## begin

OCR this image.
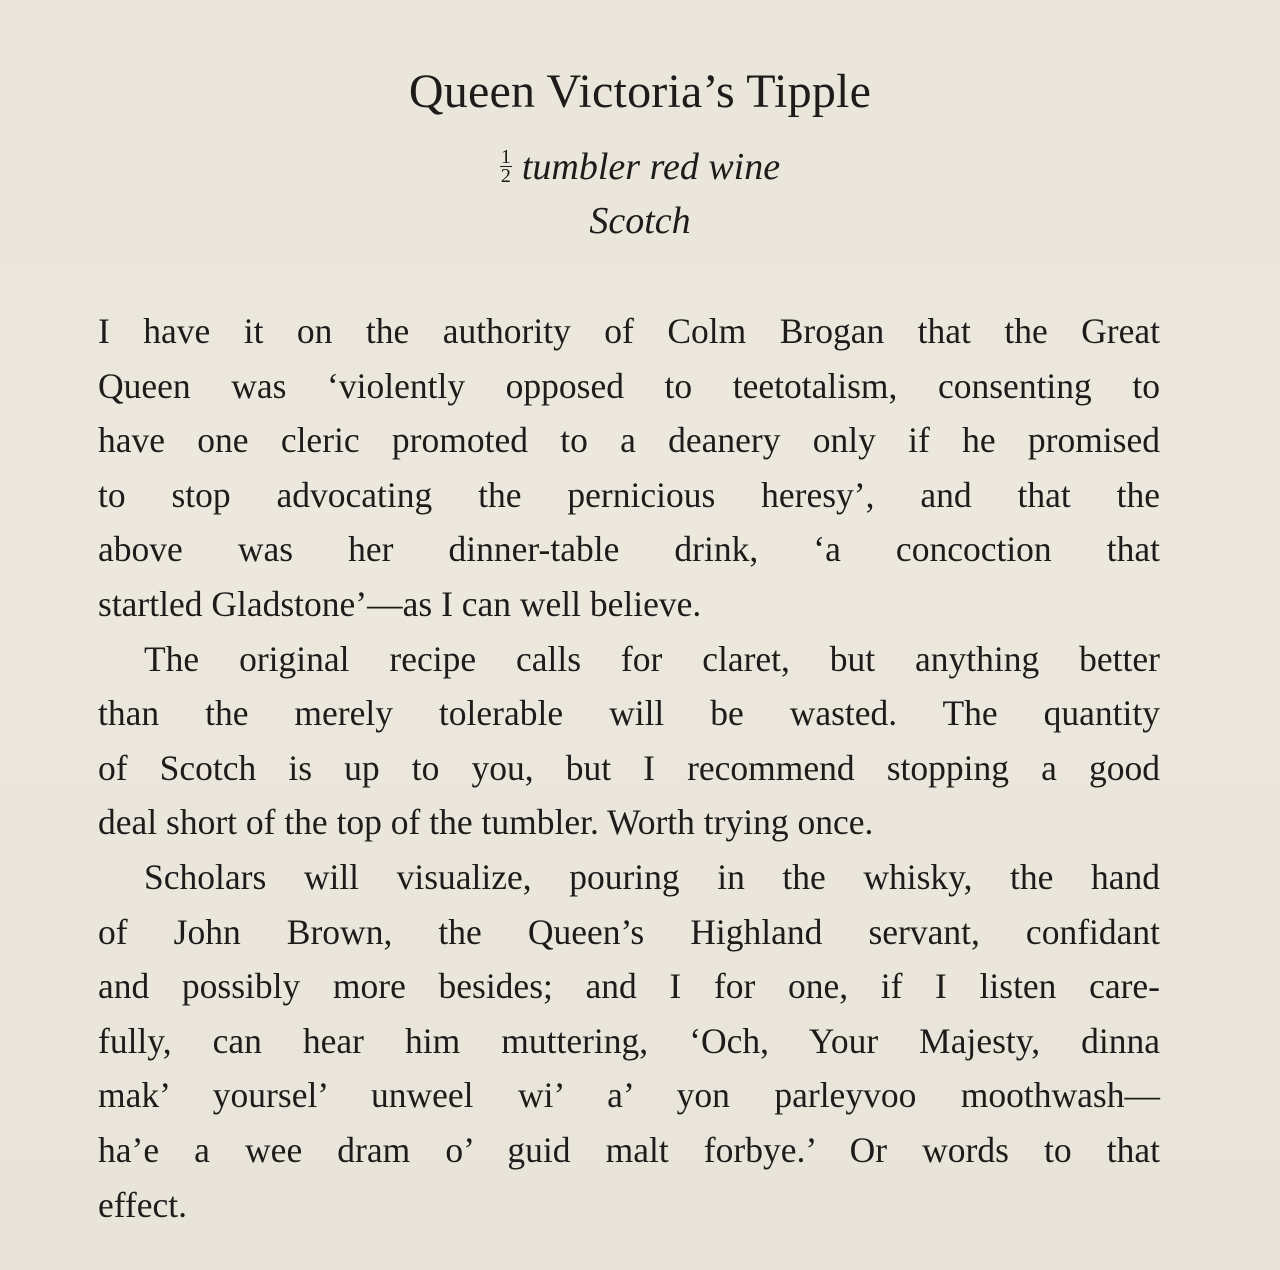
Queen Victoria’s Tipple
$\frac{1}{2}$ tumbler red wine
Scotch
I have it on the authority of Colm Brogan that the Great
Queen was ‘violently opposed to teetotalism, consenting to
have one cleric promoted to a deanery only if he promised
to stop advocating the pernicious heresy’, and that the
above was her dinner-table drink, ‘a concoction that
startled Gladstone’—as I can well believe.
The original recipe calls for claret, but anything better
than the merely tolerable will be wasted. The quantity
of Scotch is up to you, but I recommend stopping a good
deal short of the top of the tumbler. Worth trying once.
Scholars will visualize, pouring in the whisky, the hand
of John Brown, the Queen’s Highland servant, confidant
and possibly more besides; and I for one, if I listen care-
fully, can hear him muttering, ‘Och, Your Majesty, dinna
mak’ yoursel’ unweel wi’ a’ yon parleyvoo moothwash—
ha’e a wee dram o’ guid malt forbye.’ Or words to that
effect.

## end

§ GOAL
Collect each line above holding the string "will".

§ SOLUTION TO THE PROBLEM
than the merely tolerable will be wasted. The quantity
Scholars will visualize, pouring in the whisky, the hand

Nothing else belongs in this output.